┌────────

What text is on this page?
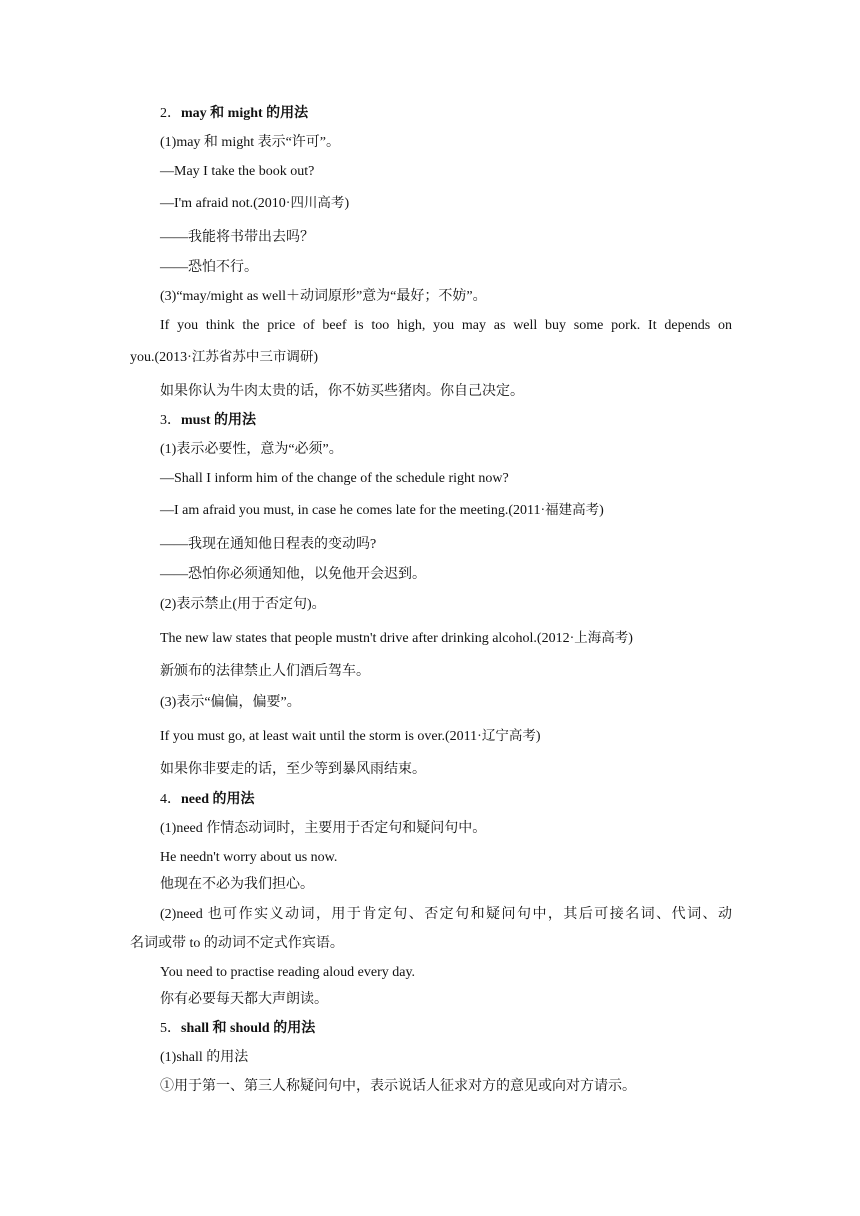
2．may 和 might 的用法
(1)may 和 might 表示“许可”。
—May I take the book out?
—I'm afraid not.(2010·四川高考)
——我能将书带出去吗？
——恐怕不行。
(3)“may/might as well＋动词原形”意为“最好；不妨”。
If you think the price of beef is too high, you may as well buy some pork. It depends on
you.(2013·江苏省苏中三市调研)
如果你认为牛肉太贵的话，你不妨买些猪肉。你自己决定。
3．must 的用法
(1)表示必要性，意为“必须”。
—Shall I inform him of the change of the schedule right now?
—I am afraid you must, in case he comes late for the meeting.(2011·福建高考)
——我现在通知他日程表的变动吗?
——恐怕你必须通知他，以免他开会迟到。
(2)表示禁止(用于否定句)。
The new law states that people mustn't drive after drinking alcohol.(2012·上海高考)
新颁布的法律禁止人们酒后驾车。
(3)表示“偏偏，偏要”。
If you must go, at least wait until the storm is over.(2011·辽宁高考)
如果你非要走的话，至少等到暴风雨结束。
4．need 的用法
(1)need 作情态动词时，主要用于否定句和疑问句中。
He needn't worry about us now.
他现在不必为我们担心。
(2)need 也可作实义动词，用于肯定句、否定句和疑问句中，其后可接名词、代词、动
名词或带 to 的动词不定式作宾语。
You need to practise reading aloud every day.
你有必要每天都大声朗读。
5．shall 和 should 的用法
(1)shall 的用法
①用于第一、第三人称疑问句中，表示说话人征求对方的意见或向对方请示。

└────────

What needs to be done> Give back the whole listing as it stands, minus its pictures.

Response to this exercise>
What text is on this page?
2．may 和 might 的用法
(1)may 和 might 表示“许可”。
—May I take the book out?
—I'm afraid not.(2010·四川高考)
——我能将书带出去吗？
——恐怕不行。
(3)“may/might as well＋动词原形”意为“最好；不妨”。
If you think the price of beef is too high, you may as well buy some pork. It depends on
you.(2013·江苏省苏中三市调研)
如果你认为牛肉太贵的话，你不妨买些猪肉。你自己决定。
3．must 的用法
(1)表示必要性，意为“必须”。
—Shall I inform him of the change of the schedule right now?
—I am afraid you must, in case he comes late for the meeting.(2011·福建高考)
——我现在通知他日程表的变动吗?
——恐怕你必须通知他，以免他开会迟到。
(2)表示禁止(用于否定句)。
The new law states that people mustn't drive after drinking alcohol.(2012·上海高考)
新颁布的法律禁止人们酒后驾车。
(3)表示“偏偏，偏要”。
If you must go, at least wait until the storm is over.(2011·辽宁高考)
如果你非要走的话，至少等到暴风雨结束。
4．need 的用法
(1)need 作情态动词时，主要用于否定句和疑问句中。
He needn't worry about us now.
他现在不必为我们担心。
(2)need 也可作实义动词，用于肯定句、否定句和疑问句中，其后可接名词、代词、动
名词或带 to 的动词不定式作宾语。
You need to practise reading aloud every day.
你有必要每天都大声朗读。
5．shall 和 should 的用法
(1)shall 的用法
①用于第一、第三人称疑问句中，表示说话人征求对方的意见或向对方请示。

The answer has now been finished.